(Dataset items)
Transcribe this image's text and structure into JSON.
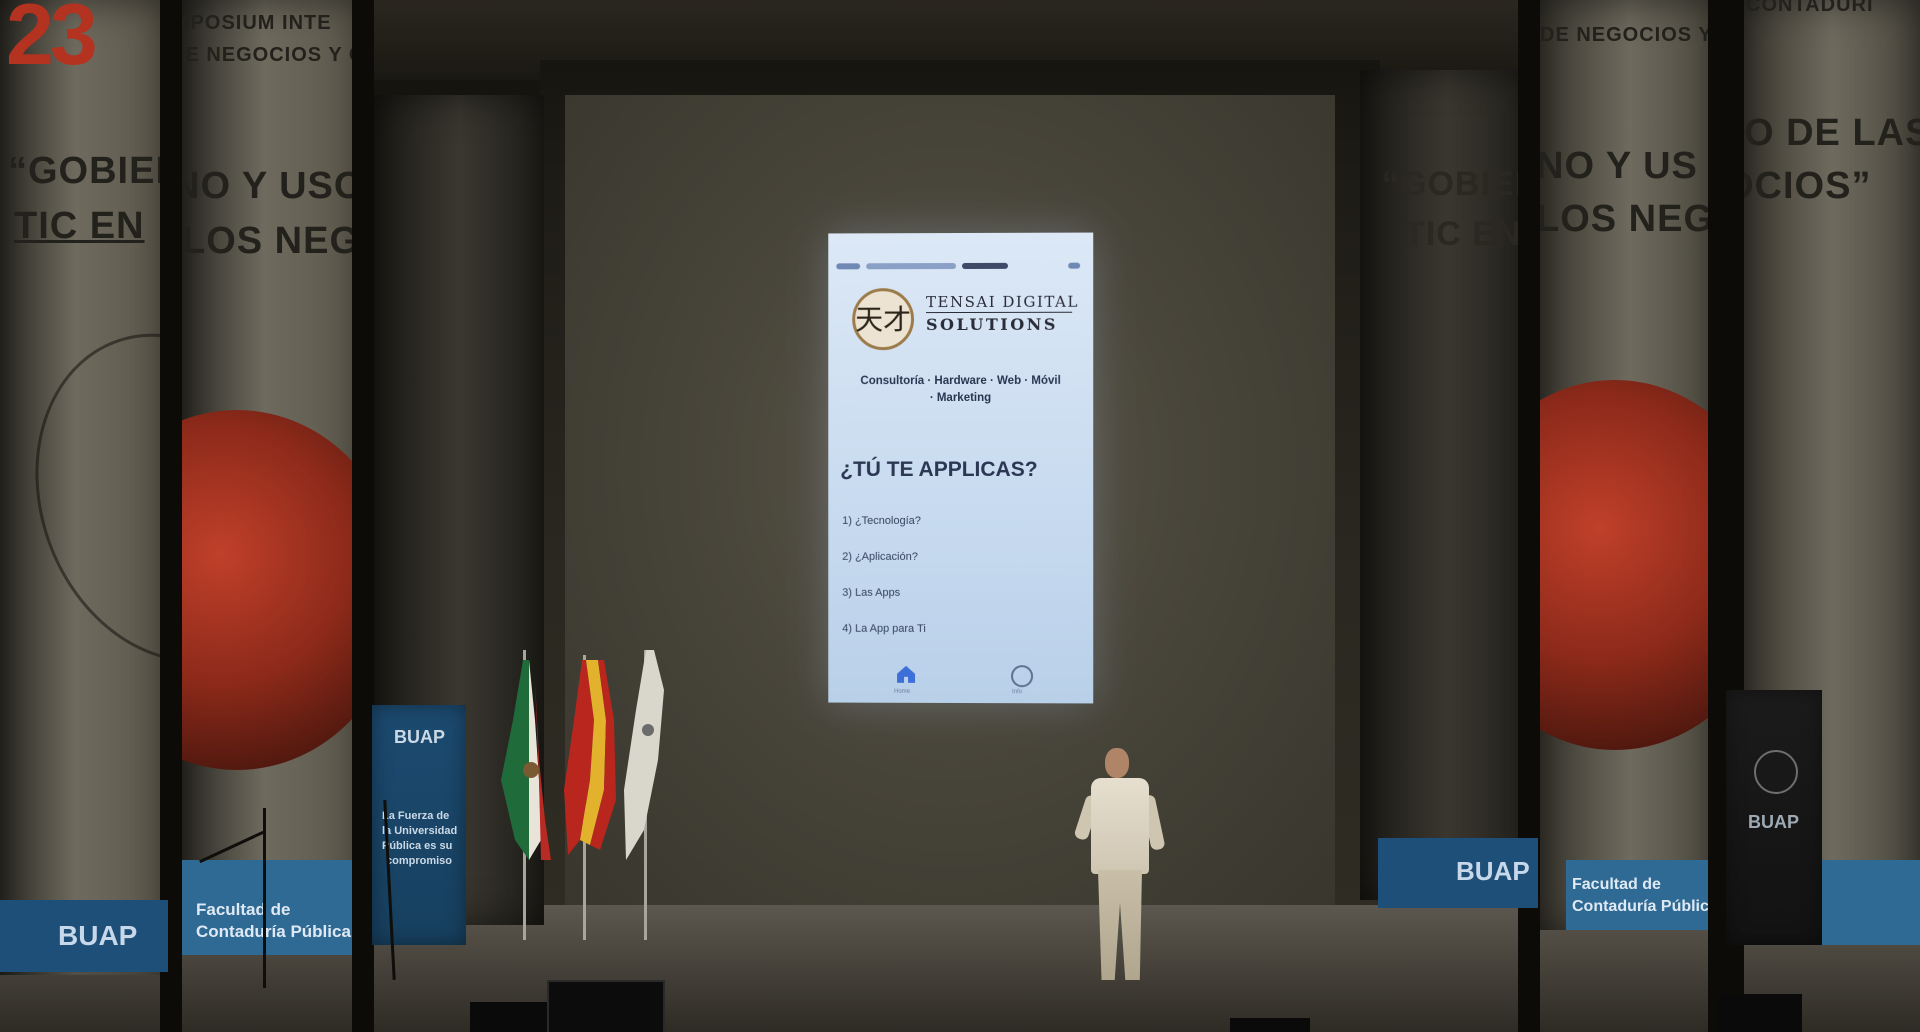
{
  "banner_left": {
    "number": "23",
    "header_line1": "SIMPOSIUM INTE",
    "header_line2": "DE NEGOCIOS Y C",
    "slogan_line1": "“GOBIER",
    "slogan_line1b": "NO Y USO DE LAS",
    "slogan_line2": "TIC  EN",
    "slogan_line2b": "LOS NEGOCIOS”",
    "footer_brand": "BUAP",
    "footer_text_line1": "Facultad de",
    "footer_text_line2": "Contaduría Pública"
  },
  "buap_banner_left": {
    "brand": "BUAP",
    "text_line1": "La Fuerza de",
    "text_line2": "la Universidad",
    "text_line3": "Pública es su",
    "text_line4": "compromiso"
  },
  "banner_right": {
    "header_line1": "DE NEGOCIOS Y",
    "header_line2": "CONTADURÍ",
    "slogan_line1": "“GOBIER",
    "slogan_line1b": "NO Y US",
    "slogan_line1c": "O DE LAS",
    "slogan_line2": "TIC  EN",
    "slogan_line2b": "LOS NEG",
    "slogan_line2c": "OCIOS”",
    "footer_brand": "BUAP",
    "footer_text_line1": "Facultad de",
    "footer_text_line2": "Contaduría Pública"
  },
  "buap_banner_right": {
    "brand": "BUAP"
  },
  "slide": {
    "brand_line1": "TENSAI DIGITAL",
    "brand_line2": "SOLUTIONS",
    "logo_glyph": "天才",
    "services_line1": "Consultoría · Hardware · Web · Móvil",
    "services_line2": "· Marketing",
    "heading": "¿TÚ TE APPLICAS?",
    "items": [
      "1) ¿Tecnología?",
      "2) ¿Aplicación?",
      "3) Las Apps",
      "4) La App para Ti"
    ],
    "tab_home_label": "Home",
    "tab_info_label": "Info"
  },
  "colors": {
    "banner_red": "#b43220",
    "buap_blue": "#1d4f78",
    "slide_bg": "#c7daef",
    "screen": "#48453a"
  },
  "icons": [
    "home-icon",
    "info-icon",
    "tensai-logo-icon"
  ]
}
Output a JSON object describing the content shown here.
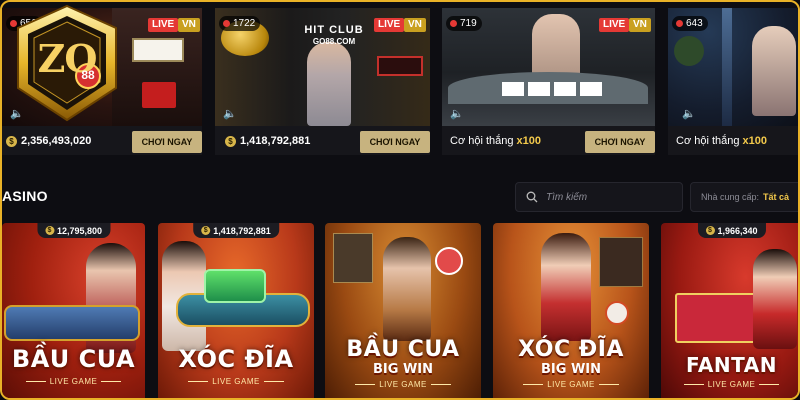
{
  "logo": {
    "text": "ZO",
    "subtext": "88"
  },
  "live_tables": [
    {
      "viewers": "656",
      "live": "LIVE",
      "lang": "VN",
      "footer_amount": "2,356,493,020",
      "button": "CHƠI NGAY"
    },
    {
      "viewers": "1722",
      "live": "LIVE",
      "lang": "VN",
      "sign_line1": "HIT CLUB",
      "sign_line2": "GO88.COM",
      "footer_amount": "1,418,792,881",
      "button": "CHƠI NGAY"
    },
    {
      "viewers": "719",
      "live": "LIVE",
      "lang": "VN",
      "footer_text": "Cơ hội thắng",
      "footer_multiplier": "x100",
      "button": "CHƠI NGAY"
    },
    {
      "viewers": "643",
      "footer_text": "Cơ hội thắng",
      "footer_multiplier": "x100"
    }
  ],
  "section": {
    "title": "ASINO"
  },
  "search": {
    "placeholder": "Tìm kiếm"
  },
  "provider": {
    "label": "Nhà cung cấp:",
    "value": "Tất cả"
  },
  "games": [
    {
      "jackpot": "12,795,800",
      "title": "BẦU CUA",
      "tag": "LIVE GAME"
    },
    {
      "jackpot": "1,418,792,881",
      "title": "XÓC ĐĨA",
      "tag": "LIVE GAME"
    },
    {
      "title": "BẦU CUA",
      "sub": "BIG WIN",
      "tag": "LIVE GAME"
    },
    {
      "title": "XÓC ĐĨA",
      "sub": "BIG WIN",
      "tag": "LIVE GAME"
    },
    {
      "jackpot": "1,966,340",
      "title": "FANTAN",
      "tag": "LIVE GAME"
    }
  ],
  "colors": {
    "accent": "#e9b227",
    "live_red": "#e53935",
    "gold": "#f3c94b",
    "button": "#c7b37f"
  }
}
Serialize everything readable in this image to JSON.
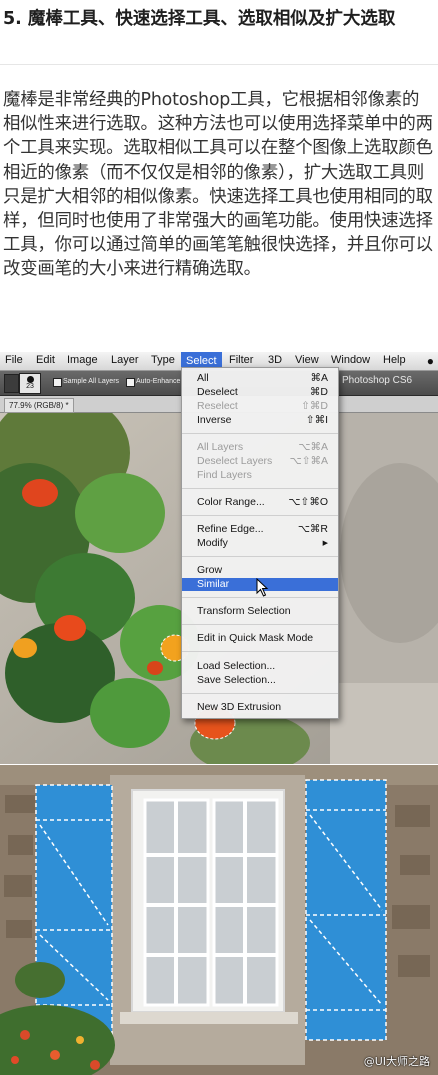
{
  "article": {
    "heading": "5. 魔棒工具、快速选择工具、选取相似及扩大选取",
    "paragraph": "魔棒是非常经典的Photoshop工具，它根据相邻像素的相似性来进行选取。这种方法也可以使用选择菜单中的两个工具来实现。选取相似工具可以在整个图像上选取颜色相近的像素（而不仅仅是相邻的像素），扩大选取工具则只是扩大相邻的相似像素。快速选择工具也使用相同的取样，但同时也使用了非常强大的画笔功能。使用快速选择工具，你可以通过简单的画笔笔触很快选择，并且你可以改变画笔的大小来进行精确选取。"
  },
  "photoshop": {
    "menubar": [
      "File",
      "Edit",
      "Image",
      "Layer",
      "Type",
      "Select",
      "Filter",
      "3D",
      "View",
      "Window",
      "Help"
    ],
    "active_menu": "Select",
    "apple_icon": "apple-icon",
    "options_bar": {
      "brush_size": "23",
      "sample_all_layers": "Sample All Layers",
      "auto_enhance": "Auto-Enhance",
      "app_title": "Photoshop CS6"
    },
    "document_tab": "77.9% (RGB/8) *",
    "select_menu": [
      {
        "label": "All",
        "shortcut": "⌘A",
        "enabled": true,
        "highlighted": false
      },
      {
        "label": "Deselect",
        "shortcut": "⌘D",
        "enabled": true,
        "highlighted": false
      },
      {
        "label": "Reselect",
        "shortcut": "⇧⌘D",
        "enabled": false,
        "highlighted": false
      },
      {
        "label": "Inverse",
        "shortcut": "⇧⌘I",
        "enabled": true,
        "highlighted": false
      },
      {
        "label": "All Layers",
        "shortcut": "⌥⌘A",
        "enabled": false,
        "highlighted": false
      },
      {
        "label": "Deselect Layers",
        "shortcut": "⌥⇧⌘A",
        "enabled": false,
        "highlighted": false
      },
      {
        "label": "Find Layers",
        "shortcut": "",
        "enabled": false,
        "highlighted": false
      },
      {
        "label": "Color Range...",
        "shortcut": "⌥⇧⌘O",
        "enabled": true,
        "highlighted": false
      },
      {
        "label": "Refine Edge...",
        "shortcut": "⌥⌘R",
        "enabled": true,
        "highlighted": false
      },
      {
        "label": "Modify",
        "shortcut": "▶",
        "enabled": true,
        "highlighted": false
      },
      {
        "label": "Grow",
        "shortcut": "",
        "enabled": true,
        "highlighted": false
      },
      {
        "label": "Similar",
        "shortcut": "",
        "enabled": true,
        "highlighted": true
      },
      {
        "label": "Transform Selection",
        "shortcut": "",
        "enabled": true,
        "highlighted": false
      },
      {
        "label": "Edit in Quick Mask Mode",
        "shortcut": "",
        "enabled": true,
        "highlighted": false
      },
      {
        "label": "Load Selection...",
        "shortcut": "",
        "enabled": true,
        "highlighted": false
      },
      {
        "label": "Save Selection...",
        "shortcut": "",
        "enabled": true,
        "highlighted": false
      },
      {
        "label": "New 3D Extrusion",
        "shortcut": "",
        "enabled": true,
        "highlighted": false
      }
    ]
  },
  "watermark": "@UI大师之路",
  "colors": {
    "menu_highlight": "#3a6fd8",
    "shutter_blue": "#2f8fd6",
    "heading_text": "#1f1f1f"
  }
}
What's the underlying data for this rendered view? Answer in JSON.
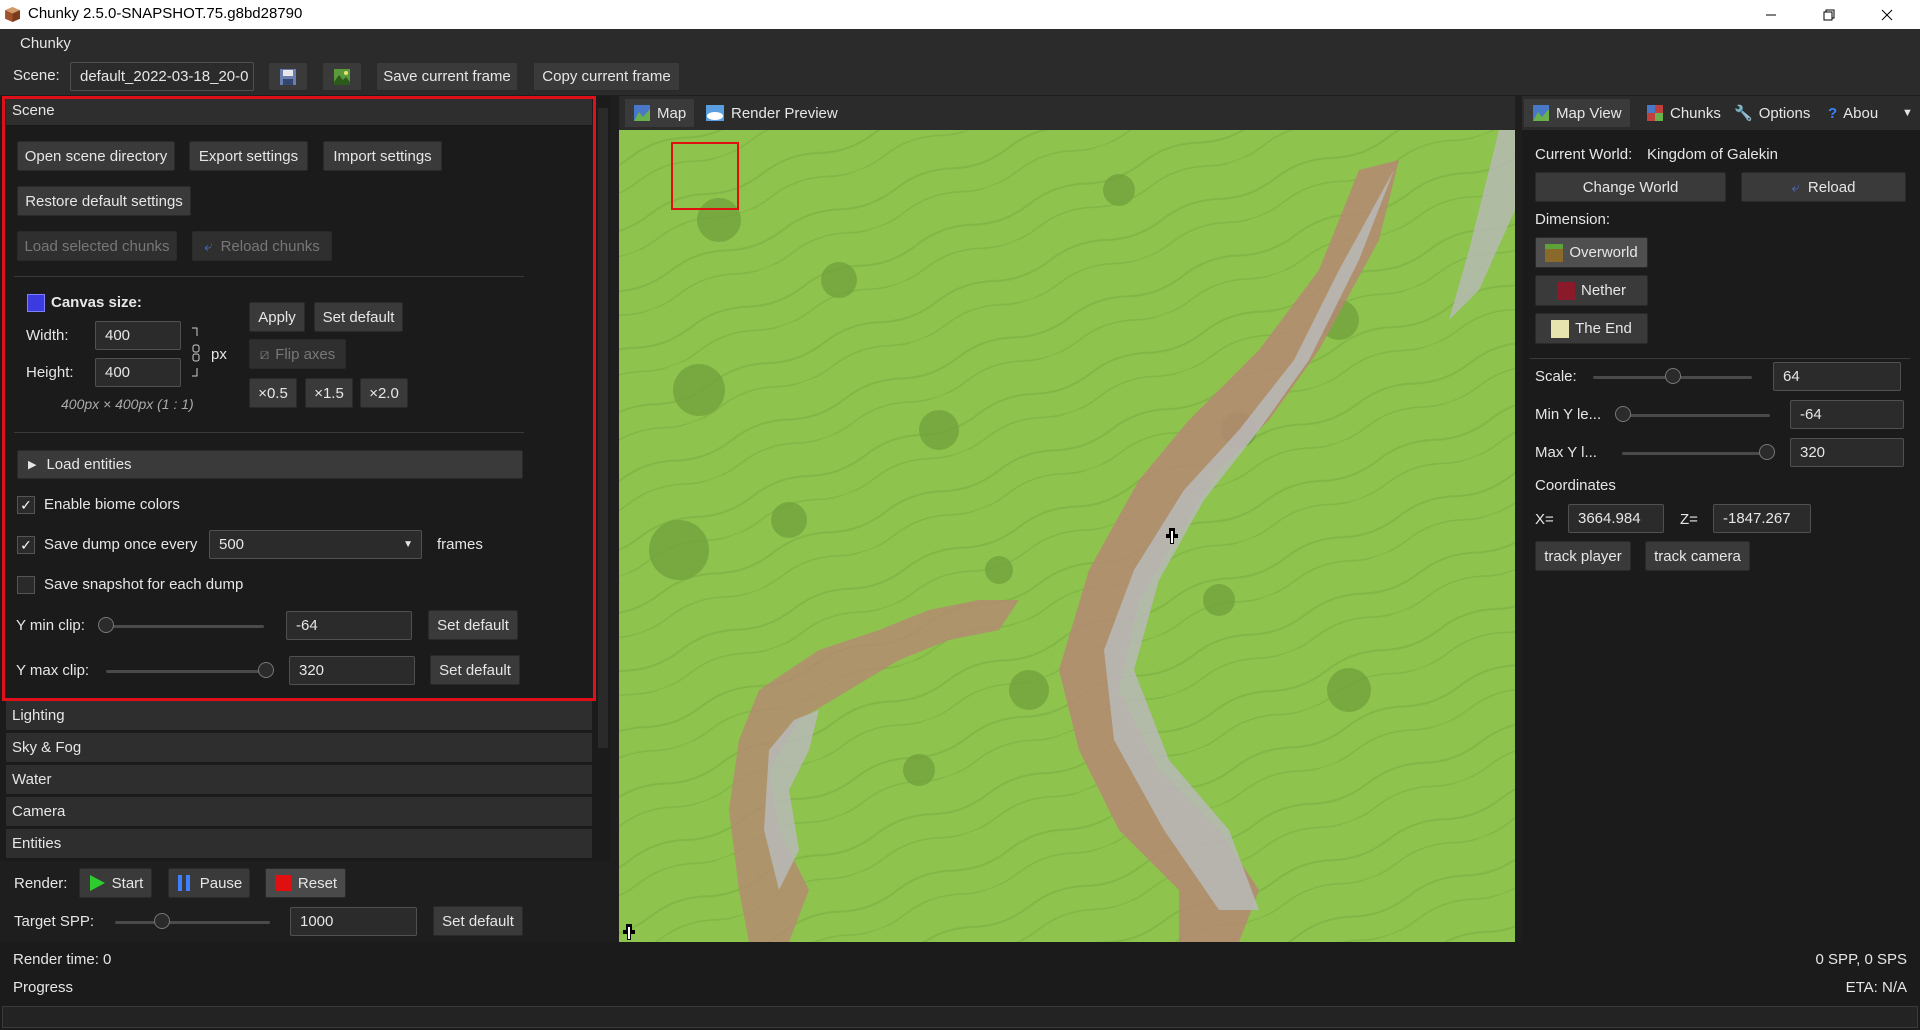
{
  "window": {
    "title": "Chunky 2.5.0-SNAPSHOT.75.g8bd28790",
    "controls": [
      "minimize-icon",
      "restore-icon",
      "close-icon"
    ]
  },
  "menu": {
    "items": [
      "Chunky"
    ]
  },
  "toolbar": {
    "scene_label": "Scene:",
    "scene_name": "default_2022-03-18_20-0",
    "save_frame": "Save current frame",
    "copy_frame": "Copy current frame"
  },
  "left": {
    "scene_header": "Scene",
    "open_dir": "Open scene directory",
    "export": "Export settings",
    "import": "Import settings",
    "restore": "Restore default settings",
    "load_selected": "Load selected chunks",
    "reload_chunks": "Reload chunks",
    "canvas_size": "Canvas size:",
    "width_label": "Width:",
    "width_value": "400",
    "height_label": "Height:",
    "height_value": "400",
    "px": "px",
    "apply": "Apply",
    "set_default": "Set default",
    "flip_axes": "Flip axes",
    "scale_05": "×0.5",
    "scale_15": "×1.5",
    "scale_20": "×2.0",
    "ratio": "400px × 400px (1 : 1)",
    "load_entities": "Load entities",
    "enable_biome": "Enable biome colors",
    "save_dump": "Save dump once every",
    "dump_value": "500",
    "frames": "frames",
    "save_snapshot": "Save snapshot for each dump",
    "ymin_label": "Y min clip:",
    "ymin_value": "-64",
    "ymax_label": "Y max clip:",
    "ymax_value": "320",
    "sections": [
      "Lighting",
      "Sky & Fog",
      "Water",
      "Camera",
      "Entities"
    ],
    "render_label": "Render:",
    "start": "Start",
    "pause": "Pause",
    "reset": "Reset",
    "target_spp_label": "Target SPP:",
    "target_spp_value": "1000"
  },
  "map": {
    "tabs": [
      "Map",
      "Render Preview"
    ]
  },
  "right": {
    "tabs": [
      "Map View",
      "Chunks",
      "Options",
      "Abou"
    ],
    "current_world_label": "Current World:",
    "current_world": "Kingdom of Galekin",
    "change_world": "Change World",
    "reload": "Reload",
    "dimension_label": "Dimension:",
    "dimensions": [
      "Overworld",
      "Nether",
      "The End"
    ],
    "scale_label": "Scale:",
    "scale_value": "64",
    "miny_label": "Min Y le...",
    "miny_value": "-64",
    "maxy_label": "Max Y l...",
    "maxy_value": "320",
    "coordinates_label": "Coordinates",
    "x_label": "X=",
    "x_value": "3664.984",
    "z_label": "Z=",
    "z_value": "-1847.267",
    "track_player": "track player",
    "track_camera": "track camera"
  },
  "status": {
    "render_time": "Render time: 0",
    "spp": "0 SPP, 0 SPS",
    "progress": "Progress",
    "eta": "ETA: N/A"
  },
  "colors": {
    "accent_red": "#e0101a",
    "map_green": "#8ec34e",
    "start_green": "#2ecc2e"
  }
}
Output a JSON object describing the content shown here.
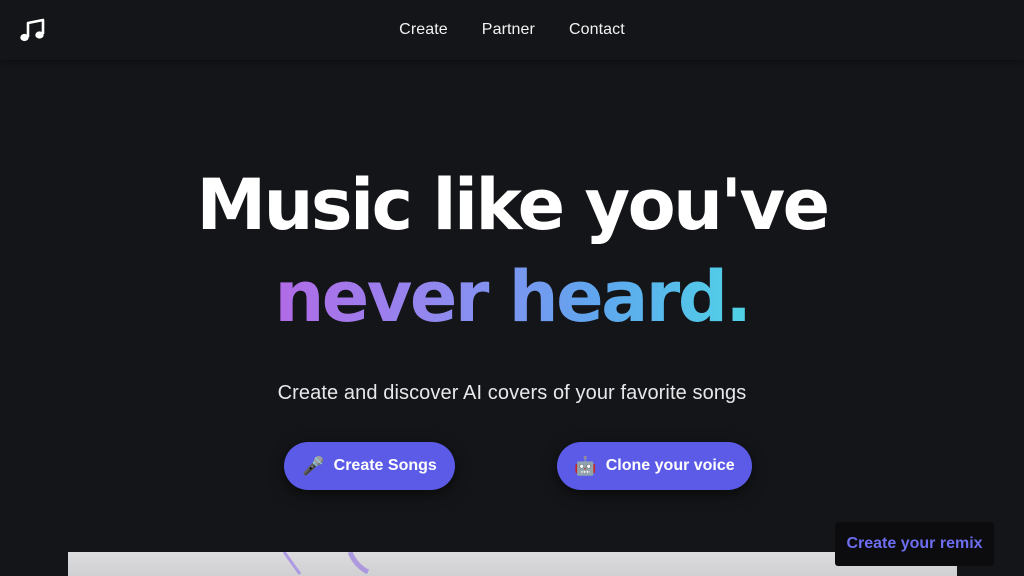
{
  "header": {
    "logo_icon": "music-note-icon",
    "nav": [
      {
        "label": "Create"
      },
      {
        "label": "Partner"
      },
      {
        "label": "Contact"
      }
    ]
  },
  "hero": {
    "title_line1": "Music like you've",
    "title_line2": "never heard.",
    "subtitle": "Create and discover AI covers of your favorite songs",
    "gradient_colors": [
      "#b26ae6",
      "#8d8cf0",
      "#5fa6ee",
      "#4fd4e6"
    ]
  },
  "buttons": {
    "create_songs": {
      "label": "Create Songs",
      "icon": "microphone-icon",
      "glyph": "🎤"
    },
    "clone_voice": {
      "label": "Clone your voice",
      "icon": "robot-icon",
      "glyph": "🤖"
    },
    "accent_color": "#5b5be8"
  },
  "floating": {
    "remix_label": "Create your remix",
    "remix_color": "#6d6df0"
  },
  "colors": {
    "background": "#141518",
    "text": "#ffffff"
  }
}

DIRECTIVE: Look through the entries above and report each line where the string "Save" occurs.

WRITTEN RESPONSE:
        "label": "Save Selection...",
    "save_frame": "Save current frame",
    "save_dump": "Save dump once every",
    "save_snapshot": "Save snapshot for each dump",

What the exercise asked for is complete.